Qué hacer:
(a) En el texto sobre la victoria de la ultraderecha en Quebec, ¿quién encabezaba la Coalition Avenir Québec?
(b) Prosigue el texto sobre la victoria de la ultraderecha en Quebec a partir de su última oración.

Texto de lectura:
··········

Incluso en el país en que vivo, Canadá, y más concretamente en la provincia de Quebec, la ultraderecha de corte fascistoide se hizo con una abrumadora victoria en la asamblea provincial hace pocos días. La Coalition Avenir Québec (CAQ) liderada por François Legault, obtuvo un holgado triunfo, favorecido además por el sistema electoral. Días antes de los comicios, nada menos que el ministro provincial a cargo de la inmigración, un señor Jean Boulet, se había referido a los inmigrantes del modo tan ofensivo como sólo Trump lo había hecho en Estados Unidos. “Los inmigrantes se vienen a Montreal, no trabajan y no hablan francés…” había dicho Boulet. Una notoria manera de insultar que además desconoció un hecho significativo: en lo peor de la pandemia, mientras los hospitales estaban a punto de colapsar, el trabajo más duro de cuidado de pacientes y de tareas de aseo en los hospitales era hecho principalmente por inmigrantes, en especial haitianos y africanos. ¿Perdió votos el Sr. Boulet por sus ofensivas declaraciones? Absolutamente no, por el contrario, en su circunscripción, en una ciudad de mediano tamaño y con abrumadora mayoría francófona y blanca, este hombre obtuvo una resonante victoria. No hay que engañarse pues, sea aquí en Quebec, en Italia, o en las localidades del norte de Chile, el discurso antinmigrante tiene eco y resulta ganador.

··········

Datos de predicción de cuadros delimitadores
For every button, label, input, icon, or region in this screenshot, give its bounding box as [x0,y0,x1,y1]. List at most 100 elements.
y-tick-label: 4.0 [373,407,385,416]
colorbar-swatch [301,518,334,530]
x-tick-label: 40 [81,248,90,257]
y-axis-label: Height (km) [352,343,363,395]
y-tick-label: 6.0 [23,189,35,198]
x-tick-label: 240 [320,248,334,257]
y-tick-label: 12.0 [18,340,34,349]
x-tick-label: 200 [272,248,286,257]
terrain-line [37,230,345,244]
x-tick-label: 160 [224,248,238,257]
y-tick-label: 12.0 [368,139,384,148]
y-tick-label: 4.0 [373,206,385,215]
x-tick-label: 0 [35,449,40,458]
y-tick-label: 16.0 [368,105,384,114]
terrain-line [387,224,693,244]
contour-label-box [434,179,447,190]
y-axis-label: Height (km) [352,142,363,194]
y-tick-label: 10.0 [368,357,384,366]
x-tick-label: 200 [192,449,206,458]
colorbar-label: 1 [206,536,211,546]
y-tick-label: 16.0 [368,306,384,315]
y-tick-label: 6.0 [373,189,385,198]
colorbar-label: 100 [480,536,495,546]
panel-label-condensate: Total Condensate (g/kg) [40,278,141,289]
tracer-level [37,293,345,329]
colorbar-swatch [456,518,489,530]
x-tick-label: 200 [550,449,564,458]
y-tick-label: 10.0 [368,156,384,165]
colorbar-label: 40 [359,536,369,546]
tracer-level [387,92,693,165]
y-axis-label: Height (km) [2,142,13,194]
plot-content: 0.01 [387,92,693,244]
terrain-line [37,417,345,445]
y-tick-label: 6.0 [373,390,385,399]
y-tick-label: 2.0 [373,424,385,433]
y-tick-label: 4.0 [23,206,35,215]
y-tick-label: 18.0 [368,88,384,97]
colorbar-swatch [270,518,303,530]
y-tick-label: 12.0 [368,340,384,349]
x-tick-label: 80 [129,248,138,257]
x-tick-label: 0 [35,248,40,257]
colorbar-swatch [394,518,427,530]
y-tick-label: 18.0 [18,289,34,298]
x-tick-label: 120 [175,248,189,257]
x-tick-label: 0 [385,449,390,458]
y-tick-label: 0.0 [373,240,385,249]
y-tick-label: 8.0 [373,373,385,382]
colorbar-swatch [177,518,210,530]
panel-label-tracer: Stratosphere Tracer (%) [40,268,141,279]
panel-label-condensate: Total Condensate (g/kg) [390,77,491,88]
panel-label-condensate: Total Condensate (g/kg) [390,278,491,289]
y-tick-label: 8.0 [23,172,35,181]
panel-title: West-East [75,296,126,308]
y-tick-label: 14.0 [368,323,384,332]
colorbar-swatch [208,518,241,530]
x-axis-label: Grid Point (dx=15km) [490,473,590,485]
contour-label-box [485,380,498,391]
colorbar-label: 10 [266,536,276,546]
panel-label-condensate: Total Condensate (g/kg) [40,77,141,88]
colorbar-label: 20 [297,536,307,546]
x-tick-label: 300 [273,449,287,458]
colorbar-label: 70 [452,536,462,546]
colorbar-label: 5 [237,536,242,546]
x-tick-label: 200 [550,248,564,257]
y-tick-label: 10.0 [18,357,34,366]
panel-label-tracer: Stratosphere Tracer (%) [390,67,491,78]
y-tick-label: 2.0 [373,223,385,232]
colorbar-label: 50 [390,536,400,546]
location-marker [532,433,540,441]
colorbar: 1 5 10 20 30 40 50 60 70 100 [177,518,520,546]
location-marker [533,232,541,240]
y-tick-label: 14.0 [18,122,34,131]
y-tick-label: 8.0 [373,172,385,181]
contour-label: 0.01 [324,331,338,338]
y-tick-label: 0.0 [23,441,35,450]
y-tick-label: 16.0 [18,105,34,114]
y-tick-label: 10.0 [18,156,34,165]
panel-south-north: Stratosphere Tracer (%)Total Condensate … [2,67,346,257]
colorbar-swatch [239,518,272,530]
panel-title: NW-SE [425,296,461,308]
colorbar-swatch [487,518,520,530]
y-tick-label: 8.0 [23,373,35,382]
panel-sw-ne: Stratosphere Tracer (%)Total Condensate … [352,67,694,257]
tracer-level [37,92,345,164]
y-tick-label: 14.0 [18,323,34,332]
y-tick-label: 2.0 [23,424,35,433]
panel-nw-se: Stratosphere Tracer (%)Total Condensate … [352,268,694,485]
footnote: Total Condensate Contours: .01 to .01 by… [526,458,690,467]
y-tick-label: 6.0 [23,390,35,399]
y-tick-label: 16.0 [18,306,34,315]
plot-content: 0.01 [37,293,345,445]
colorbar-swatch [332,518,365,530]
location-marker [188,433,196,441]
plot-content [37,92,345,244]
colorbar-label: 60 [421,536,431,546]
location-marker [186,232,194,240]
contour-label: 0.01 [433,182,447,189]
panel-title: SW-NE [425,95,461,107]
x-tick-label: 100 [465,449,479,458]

··········

Respuestas:
(a) François Legault.

(b)
El mundo está loco como decía el cineasta Kramer, o enfermo como lo veía Mafalda, o—yendo a un juicio más extremo—a lo mejor es “una porquería”.  Habrá que ver si aun nos queda un poco de optimismo frente a un mundo, que por cierto no ha salido de la nada, sino que ha sido fabricado por los que manipulan el modo de pensar de la gente. En este contexto de neoliberalismo, donde más que ciudadanos encontramos consumidores, y donde se desprecia al que es diferente, no debe sorprender que gente como Bolsonaro en Brasil, Giorgia Meloni y sus Fratelli d’Italia, o Legault y Boulet con su CAQ en mi provincia de Quebec, en Canadá, gocen de un innegable respaldo popular.  La tarea de cambiar este mal estado del mundo es ciertamente enorme, aun así, lo que me queda de optimismo me dice que debe ser factible, aunque los de nuestra generación no alcancemos a verlo.

 

Por Sergio Martínez (desde Montreal, Canadá)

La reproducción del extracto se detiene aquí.